Goal: Reproduce the lines of the data below without any change, from the start up to and including the line containing "vel-scatter-cell [243,517,247,520]".

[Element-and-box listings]
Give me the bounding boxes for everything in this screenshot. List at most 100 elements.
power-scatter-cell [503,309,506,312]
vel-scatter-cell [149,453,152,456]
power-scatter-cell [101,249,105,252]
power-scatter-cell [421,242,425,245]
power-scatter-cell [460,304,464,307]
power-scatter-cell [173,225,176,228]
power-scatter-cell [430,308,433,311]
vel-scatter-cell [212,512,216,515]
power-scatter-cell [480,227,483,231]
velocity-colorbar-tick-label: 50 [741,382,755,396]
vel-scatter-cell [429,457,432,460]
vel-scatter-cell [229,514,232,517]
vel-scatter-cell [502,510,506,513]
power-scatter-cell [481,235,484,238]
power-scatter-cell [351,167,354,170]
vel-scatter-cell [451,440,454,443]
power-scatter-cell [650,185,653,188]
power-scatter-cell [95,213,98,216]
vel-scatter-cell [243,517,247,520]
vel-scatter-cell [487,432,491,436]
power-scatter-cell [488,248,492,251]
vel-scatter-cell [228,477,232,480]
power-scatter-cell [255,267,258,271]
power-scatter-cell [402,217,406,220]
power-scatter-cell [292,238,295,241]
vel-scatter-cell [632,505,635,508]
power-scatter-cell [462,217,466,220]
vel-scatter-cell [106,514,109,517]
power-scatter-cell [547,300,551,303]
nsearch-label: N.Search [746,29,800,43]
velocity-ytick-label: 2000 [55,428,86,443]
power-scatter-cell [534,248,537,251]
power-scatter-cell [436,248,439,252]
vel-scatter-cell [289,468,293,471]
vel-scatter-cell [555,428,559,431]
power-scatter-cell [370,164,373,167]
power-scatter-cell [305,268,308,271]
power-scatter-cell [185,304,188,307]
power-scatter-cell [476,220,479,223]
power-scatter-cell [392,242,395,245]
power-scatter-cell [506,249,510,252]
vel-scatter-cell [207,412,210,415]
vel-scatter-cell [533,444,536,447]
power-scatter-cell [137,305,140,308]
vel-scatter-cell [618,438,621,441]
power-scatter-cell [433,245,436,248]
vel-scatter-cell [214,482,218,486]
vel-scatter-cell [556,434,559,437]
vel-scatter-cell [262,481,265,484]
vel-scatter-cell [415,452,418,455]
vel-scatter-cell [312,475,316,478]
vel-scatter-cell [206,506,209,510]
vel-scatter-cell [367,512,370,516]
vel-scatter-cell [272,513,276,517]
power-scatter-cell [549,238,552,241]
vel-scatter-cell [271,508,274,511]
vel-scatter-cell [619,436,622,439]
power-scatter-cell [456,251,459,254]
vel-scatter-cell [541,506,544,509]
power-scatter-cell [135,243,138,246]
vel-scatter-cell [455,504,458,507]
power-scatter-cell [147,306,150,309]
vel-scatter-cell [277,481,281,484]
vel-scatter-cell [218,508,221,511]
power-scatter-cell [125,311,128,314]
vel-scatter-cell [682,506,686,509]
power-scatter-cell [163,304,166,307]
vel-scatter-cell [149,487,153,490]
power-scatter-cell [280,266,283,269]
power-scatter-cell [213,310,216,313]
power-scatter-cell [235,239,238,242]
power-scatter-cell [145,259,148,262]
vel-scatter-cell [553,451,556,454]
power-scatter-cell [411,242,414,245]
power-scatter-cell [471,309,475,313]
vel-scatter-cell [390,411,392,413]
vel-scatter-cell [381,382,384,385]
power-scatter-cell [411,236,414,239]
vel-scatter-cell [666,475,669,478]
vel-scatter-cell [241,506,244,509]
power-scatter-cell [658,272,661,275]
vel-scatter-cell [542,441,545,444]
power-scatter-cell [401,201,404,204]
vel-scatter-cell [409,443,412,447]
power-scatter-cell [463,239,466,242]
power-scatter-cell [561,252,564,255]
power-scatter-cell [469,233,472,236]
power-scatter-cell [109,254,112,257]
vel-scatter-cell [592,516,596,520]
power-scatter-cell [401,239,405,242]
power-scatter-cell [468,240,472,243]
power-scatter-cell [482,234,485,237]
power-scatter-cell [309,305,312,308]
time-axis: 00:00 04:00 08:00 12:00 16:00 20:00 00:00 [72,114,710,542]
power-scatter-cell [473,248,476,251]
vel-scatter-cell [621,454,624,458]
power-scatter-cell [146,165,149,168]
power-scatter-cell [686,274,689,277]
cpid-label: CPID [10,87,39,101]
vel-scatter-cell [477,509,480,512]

Final result:
Give me the bounding boxes for everything in this screenshot. List at most 100 elements.
power-scatter-cell [503,309,506,312]
vel-scatter-cell [149,453,152,456]
power-scatter-cell [101,249,105,252]
power-scatter-cell [421,242,425,245]
power-scatter-cell [460,304,464,307]
power-scatter-cell [173,225,176,228]
power-scatter-cell [430,308,433,311]
vel-scatter-cell [212,512,216,515]
power-scatter-cell [480,227,483,231]
velocity-colorbar-tick-label: 50 [741,382,755,396]
vel-scatter-cell [429,457,432,460]
vel-scatter-cell [229,514,232,517]
vel-scatter-cell [502,510,506,513]
power-scatter-cell [481,235,484,238]
power-scatter-cell [351,167,354,170]
vel-scatter-cell [451,440,454,443]
power-scatter-cell [650,185,653,188]
power-scatter-cell [95,213,98,216]
vel-scatter-cell [243,517,247,520]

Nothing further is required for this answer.